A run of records
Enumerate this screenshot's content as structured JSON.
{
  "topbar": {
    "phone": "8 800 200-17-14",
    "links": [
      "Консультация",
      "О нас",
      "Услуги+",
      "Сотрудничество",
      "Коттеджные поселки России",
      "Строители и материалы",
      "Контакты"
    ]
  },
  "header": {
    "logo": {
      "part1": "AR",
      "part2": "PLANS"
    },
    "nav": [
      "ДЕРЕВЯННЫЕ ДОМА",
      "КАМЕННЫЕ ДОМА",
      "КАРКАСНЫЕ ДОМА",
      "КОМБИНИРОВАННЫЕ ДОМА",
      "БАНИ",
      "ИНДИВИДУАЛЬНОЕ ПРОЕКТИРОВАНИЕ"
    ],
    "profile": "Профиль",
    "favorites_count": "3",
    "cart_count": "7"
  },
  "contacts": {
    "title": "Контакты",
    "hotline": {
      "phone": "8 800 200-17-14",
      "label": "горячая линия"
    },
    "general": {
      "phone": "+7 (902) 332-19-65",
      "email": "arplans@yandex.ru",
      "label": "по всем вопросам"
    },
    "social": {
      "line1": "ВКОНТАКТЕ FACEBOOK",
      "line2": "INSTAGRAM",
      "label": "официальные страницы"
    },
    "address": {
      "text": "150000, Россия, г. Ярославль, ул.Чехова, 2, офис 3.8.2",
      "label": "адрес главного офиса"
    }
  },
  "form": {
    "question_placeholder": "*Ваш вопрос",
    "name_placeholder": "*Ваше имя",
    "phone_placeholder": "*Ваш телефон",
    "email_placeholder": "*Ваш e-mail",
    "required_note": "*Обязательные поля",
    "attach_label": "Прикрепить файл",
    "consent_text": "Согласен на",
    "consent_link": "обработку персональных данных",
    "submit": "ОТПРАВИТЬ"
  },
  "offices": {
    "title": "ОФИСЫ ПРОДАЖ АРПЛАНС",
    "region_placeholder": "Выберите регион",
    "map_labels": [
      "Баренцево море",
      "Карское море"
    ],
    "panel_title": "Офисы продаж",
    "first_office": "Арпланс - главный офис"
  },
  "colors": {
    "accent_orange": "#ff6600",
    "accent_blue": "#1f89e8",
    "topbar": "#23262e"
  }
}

**Work to complete:**
Repeat the records above exactly, leaving none out.

**The output:**
Enumerate this screenshot's content as structured JSON.
{
  "topbar": {
    "phone": "8 800 200-17-14",
    "links": [
      "Консультация",
      "О нас",
      "Услуги+",
      "Сотрудничество",
      "Коттеджные поселки России",
      "Строители и материалы",
      "Контакты"
    ]
  },
  "header": {
    "logo": {
      "part1": "AR",
      "part2": "PLANS"
    },
    "nav": [
      "ДЕРЕВЯННЫЕ ДОМА",
      "КАМЕННЫЕ ДОМА",
      "КАРКАСНЫЕ ДОМА",
      "КОМБИНИРОВАННЫЕ ДОМА",
      "БАНИ",
      "ИНДИВИДУАЛЬНОЕ ПРОЕКТИРОВАНИЕ"
    ],
    "profile": "Профиль",
    "favorites_count": "3",
    "cart_count": "7"
  },
  "contacts": {
    "title": "Контакты",
    "hotline": {
      "phone": "8 800 200-17-14",
      "label": "горячая линия"
    },
    "general": {
      "phone": "+7 (902) 332-19-65",
      "email": "arplans@yandex.ru",
      "label": "по всем вопросам"
    },
    "social": {
      "line1": "ВКОНТАКТЕ FACEBOOK",
      "line2": "INSTAGRAM",
      "label": "официальные страницы"
    },
    "address": {
      "text": "150000, Россия, г. Ярославль, ул.Чехова, 2, офис 3.8.2",
      "label": "адрес главного офиса"
    }
  },
  "form": {
    "question_placeholder": "*Ваш вопрос",
    "name_placeholder": "*Ваше имя",
    "phone_placeholder": "*Ваш телефон",
    "email_placeholder": "*Ваш e-mail",
    "required_note": "*Обязательные поля",
    "attach_label": "Прикрепить файл",
    "consent_text": "Согласен на",
    "consent_link": "обработку персональных данных",
    "submit": "ОТПРАВИТЬ"
  },
  "offices": {
    "title": "ОФИСЫ ПРОДАЖ АРПЛАНС",
    "region_placeholder": "Выберите регион",
    "map_labels": [
      "Баренцево море",
      "Карское море"
    ],
    "panel_title": "Офисы продаж",
    "first_office": "Арпланс - главный офис"
  },
  "colors": {
    "accent_orange": "#ff6600",
    "accent_blue": "#1f89e8",
    "topbar": "#23262e"
  }
}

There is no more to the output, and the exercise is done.